**YOUR OBJECTIVE**
Pull out every line below holding the word "screenshot".

**Chart and figure data**
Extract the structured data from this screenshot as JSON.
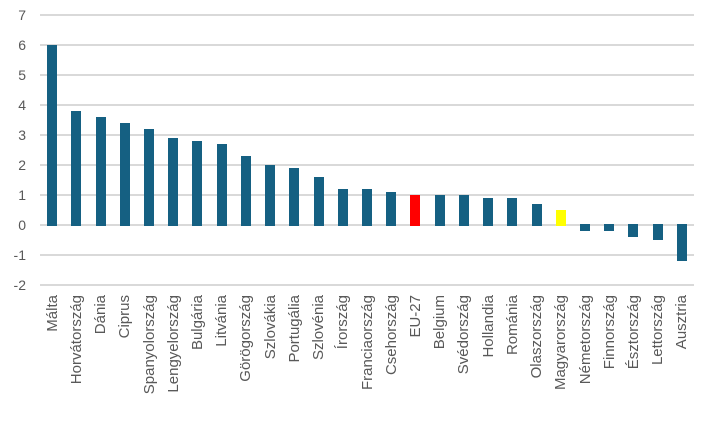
{
  "chart_data": {
    "type": "bar",
    "title": "",
    "xlabel": "",
    "ylabel": "",
    "categories": [
      "Málta",
      "Horvátország",
      "Dánia",
      "Ciprus",
      "Spanyolország",
      "Lengyelország",
      "Bulgária",
      "Litvánia",
      "Görögország",
      "Szlovákia",
      "Portugália",
      "Szlovénia",
      "Írország",
      "Franciaország",
      "Csehország",
      "EU-27",
      "Belgium",
      "Svédország",
      "Hollandia",
      "Románia",
      "Olaszország",
      "Magyarország",
      "Németország",
      "Finnország",
      "Észtország",
      "Lettország",
      "Ausztria"
    ],
    "values": [
      6.0,
      3.8,
      3.6,
      3.4,
      3.2,
      2.9,
      2.8,
      2.7,
      2.3,
      2.0,
      1.9,
      1.6,
      1.2,
      1.2,
      1.1,
      1.0,
      1.0,
      1.0,
      0.9,
      0.9,
      0.7,
      0.5,
      -0.2,
      -0.2,
      -0.4,
      -0.5,
      -1.2
    ],
    "ylim": [
      -2,
      7
    ],
    "yticks": [
      7,
      6,
      5,
      4,
      3,
      2,
      1,
      0,
      -1,
      -2
    ],
    "grid": true,
    "legend": false,
    "highlighted_bars": {
      "EU-27": "#FF0000",
      "Magyarország": "#FFFF00"
    },
    "colors": {
      "bar_default": "#156082",
      "gridline": "#D9D9D9",
      "tick_label": "#595959",
      "category_label": "#595959",
      "background": "#FFFFFF"
    }
  }
}
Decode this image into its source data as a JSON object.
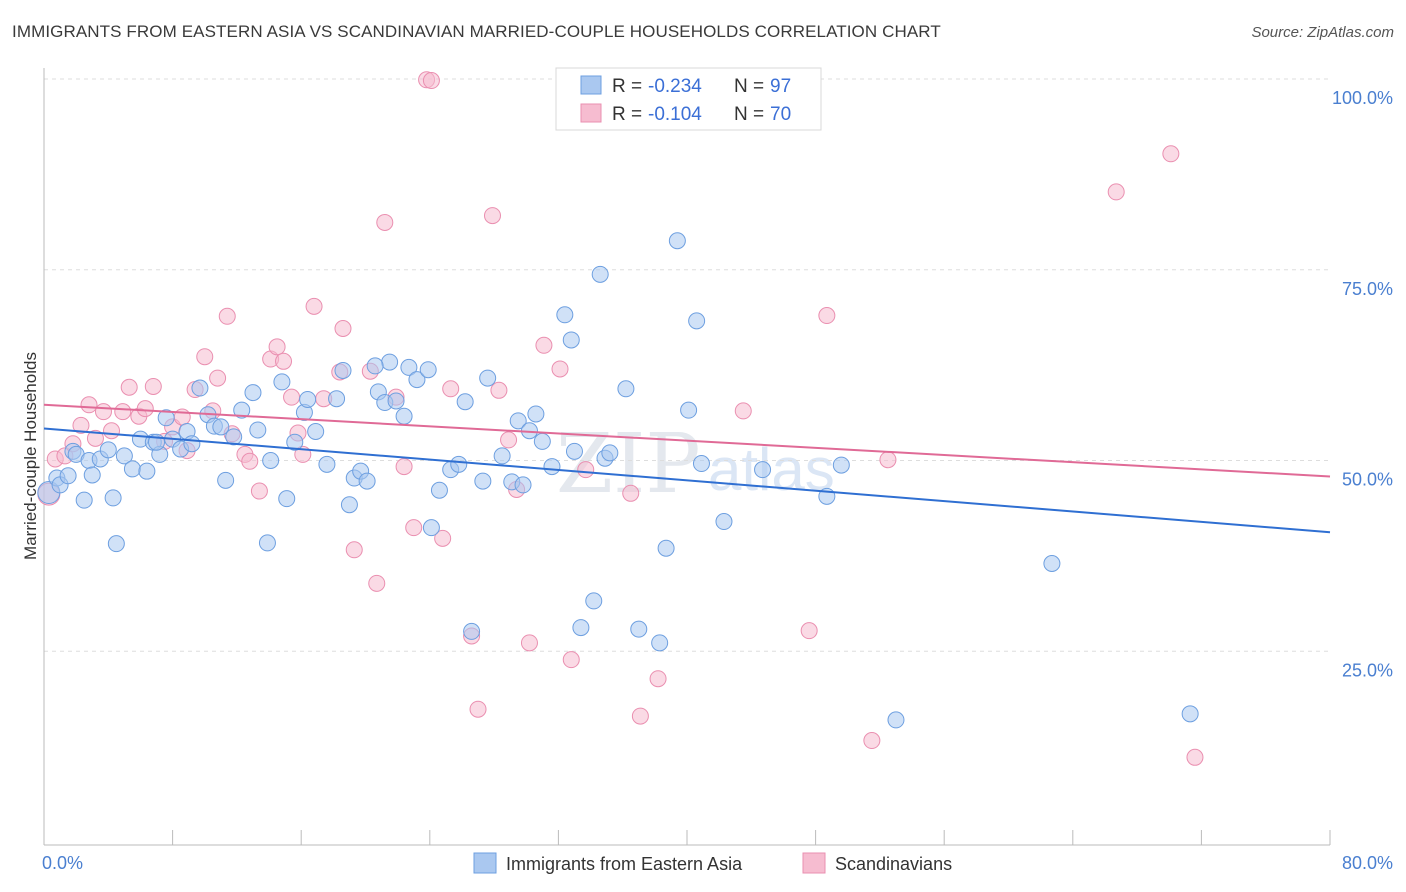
{
  "header": {
    "title": "IMMIGRANTS FROM EASTERN ASIA VS SCANDINAVIAN MARRIED-COUPLE HOUSEHOLDS CORRELATION CHART",
    "source": "Source: ZipAtlas.com"
  },
  "watermark": {
    "zip": "ZIP",
    "atlas": "atlas"
  },
  "legend": {
    "r_label": "R = ",
    "n_label": "N = ",
    "series1": {
      "r": "-0.234",
      "n": "97"
    },
    "series2": {
      "r": "-0.104",
      "n": "70"
    }
  },
  "colors": {
    "series1_fill": "#aac8f0",
    "series1_stroke": "#6d9fe0",
    "series1_line": "#2f6fd2",
    "series2_fill": "#f6bcd0",
    "series2_stroke": "#ea8fb0",
    "series2_line": "#e06a96",
    "grid": "#dddddd",
    "tick_text": "#4a7fd0"
  },
  "chart_data": {
    "type": "scatter",
    "title": "IMMIGRANTS FROM EASTERN ASIA VS SCANDINAVIAN MARRIED-COUPLE HOUSEHOLDS CORRELATION CHART",
    "xlabel": "",
    "ylabel": "Married-couple Households",
    "xlim": [
      0,
      80
    ],
    "ylim": [
      0,
      105
    ],
    "x_tick_labels": [
      "0.0%",
      "80.0%"
    ],
    "y_ticks": [
      25,
      50,
      75,
      100
    ],
    "y_tick_labels": [
      "25.0%",
      "50.0%",
      "75.0%",
      "100.0%"
    ],
    "grid": true,
    "legend_position": "top-center",
    "series": [
      {
        "name": "Immigrants from Eastern Asia",
        "r": -0.234,
        "n": 97,
        "trend": {
          "x": [
            0,
            80
          ],
          "y": [
            54.2,
            40.6
          ]
        },
        "points": [
          [
            0.3,
            45.8
          ],
          [
            0.8,
            47.7
          ],
          [
            1.0,
            46.8
          ],
          [
            1.5,
            48.0
          ],
          [
            1.8,
            51.2
          ],
          [
            2.0,
            50.8
          ],
          [
            2.5,
            44.8
          ],
          [
            2.8,
            50.0
          ],
          [
            3.0,
            48.1
          ],
          [
            3.5,
            50.2
          ],
          [
            4.0,
            51.4
          ],
          [
            4.3,
            45.1
          ],
          [
            4.5,
            39.1
          ],
          [
            5.0,
            50.6
          ],
          [
            5.5,
            48.9
          ],
          [
            6.0,
            52.8
          ],
          [
            6.4,
            48.6
          ],
          [
            6.8,
            52.4
          ],
          [
            7.2,
            50.8
          ],
          [
            7.6,
            55.6
          ],
          [
            8.0,
            52.8
          ],
          [
            8.5,
            51.5
          ],
          [
            8.9,
            53.8
          ],
          [
            9.2,
            52.2
          ],
          [
            9.7,
            59.5
          ],
          [
            10.2,
            56.0
          ],
          [
            10.6,
            54.5
          ],
          [
            11.0,
            54.4
          ],
          [
            11.3,
            47.4
          ],
          [
            11.8,
            53.1
          ],
          [
            12.3,
            56.6
          ],
          [
            13.0,
            58.9
          ],
          [
            13.3,
            54.0
          ],
          [
            13.9,
            39.2
          ],
          [
            14.1,
            50.0
          ],
          [
            14.8,
            60.3
          ],
          [
            15.1,
            45.0
          ],
          [
            15.6,
            52.4
          ],
          [
            16.2,
            56.3
          ],
          [
            16.4,
            58.0
          ],
          [
            16.9,
            53.8
          ],
          [
            17.6,
            49.5
          ],
          [
            18.2,
            58.1
          ],
          [
            18.6,
            61.8
          ],
          [
            19.0,
            44.2
          ],
          [
            19.3,
            47.7
          ],
          [
            19.7,
            48.6
          ],
          [
            20.1,
            47.3
          ],
          [
            20.8,
            59.0
          ],
          [
            21.2,
            57.6
          ],
          [
            21.5,
            62.9
          ],
          [
            21.9,
            57.8
          ],
          [
            22.4,
            55.8
          ],
          [
            22.7,
            62.2
          ],
          [
            23.2,
            60.6
          ],
          [
            23.9,
            61.9
          ],
          [
            24.1,
            41.2
          ],
          [
            24.6,
            46.1
          ],
          [
            25.3,
            48.8
          ],
          [
            25.8,
            49.5
          ],
          [
            26.2,
            57.7
          ],
          [
            26.6,
            27.6
          ],
          [
            27.3,
            47.3
          ],
          [
            27.6,
            60.8
          ],
          [
            28.5,
            50.6
          ],
          [
            29.1,
            47.2
          ],
          [
            29.5,
            55.2
          ],
          [
            29.8,
            46.8
          ],
          [
            30.2,
            53.9
          ],
          [
            30.6,
            56.1
          ],
          [
            31.0,
            52.5
          ],
          [
            31.6,
            49.2
          ],
          [
            32.4,
            69.1
          ],
          [
            33.0,
            51.2
          ],
          [
            32.8,
            65.8
          ],
          [
            33.4,
            28.1
          ],
          [
            34.2,
            31.6
          ],
          [
            34.9,
            50.3
          ],
          [
            35.2,
            51.0
          ],
          [
            36.2,
            59.4
          ],
          [
            34.6,
            74.4
          ],
          [
            37.0,
            27.9
          ],
          [
            38.3,
            26.1
          ],
          [
            38.7,
            38.5
          ],
          [
            39.4,
            78.8
          ],
          [
            40.1,
            56.6
          ],
          [
            40.6,
            68.3
          ],
          [
            40.9,
            49.6
          ],
          [
            42.3,
            42.0
          ],
          [
            44.7,
            48.8
          ],
          [
            48.7,
            45.3
          ],
          [
            49.6,
            49.4
          ],
          [
            53.0,
            16.0
          ],
          [
            62.7,
            36.5
          ],
          [
            71.3,
            16.8
          ],
          [
            7.0,
            52.4
          ],
          [
            20.6,
            62.4
          ]
        ]
      },
      {
        "name": "Scandinavians",
        "r": -0.104,
        "n": 70,
        "trend": {
          "x": [
            0,
            80
          ],
          "y": [
            57.3,
            47.9
          ]
        },
        "points": [
          [
            0.3,
            45.6
          ],
          [
            0.7,
            50.2
          ],
          [
            1.3,
            50.6
          ],
          [
            1.8,
            52.2
          ],
          [
            2.3,
            54.6
          ],
          [
            2.8,
            57.3
          ],
          [
            3.2,
            52.9
          ],
          [
            3.7,
            56.4
          ],
          [
            4.2,
            53.9
          ],
          [
            4.9,
            56.4
          ],
          [
            5.3,
            59.6
          ],
          [
            5.9,
            55.8
          ],
          [
            6.3,
            56.8
          ],
          [
            6.8,
            59.7
          ],
          [
            7.5,
            52.5
          ],
          [
            8.0,
            54.4
          ],
          [
            8.6,
            55.7
          ],
          [
            8.9,
            51.3
          ],
          [
            9.4,
            59.3
          ],
          [
            10.0,
            63.6
          ],
          [
            10.5,
            56.5
          ],
          [
            10.8,
            60.8
          ],
          [
            11.4,
            68.9
          ],
          [
            11.7,
            53.5
          ],
          [
            12.5,
            50.8
          ],
          [
            12.8,
            49.9
          ],
          [
            13.4,
            46.0
          ],
          [
            14.1,
            63.3
          ],
          [
            14.5,
            64.9
          ],
          [
            14.9,
            63.0
          ],
          [
            15.4,
            58.3
          ],
          [
            15.8,
            53.6
          ],
          [
            16.1,
            50.8
          ],
          [
            16.8,
            70.2
          ],
          [
            17.4,
            58.1
          ],
          [
            18.4,
            61.6
          ],
          [
            18.6,
            67.3
          ],
          [
            19.3,
            38.3
          ],
          [
            20.3,
            61.7
          ],
          [
            20.7,
            33.9
          ],
          [
            21.2,
            81.2
          ],
          [
            21.9,
            58.3
          ],
          [
            22.4,
            49.2
          ],
          [
            23.0,
            41.2
          ],
          [
            23.8,
            99.9
          ],
          [
            24.1,
            99.8
          ],
          [
            24.8,
            39.8
          ],
          [
            25.3,
            59.4
          ],
          [
            26.6,
            27.0
          ],
          [
            27.0,
            17.4
          ],
          [
            27.9,
            82.1
          ],
          [
            28.3,
            59.2
          ],
          [
            28.9,
            52.7
          ],
          [
            29.4,
            46.2
          ],
          [
            30.2,
            26.1
          ],
          [
            31.1,
            65.1
          ],
          [
            32.1,
            62.0
          ],
          [
            32.8,
            23.9
          ],
          [
            33.7,
            48.8
          ],
          [
            36.5,
            45.7
          ],
          [
            37.1,
            16.5
          ],
          [
            38.2,
            21.4
          ],
          [
            43.5,
            56.5
          ],
          [
            47.6,
            27.7
          ],
          [
            48.7,
            69.0
          ],
          [
            51.5,
            13.3
          ],
          [
            52.5,
            50.1
          ],
          [
            66.7,
            85.2
          ],
          [
            70.1,
            90.2
          ],
          [
            71.6,
            11.1
          ]
        ]
      }
    ]
  }
}
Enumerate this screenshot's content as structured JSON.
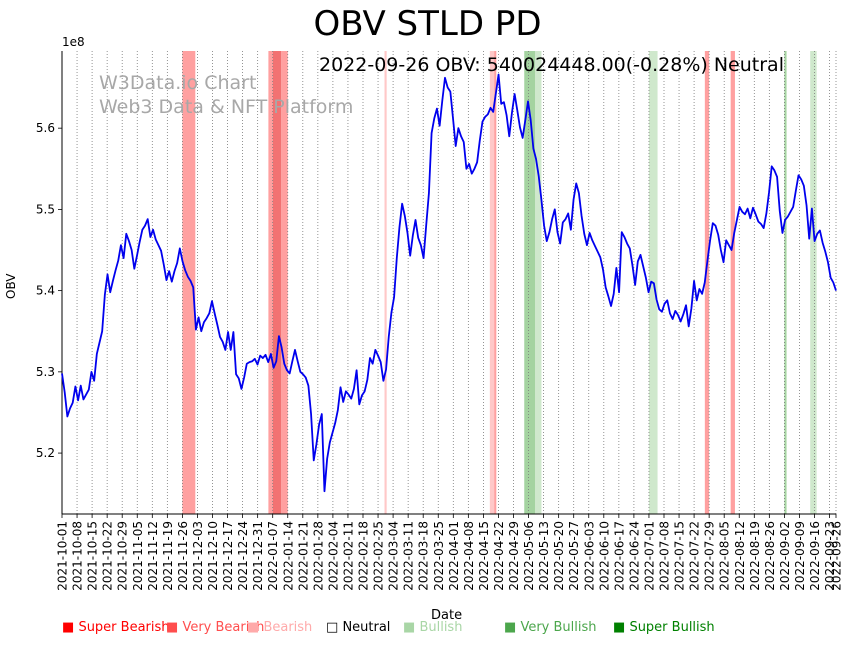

**SOLUTION**
Extract the structured data from this screenshot as JSON.
Enumerate this screenshot's content as structured JSON.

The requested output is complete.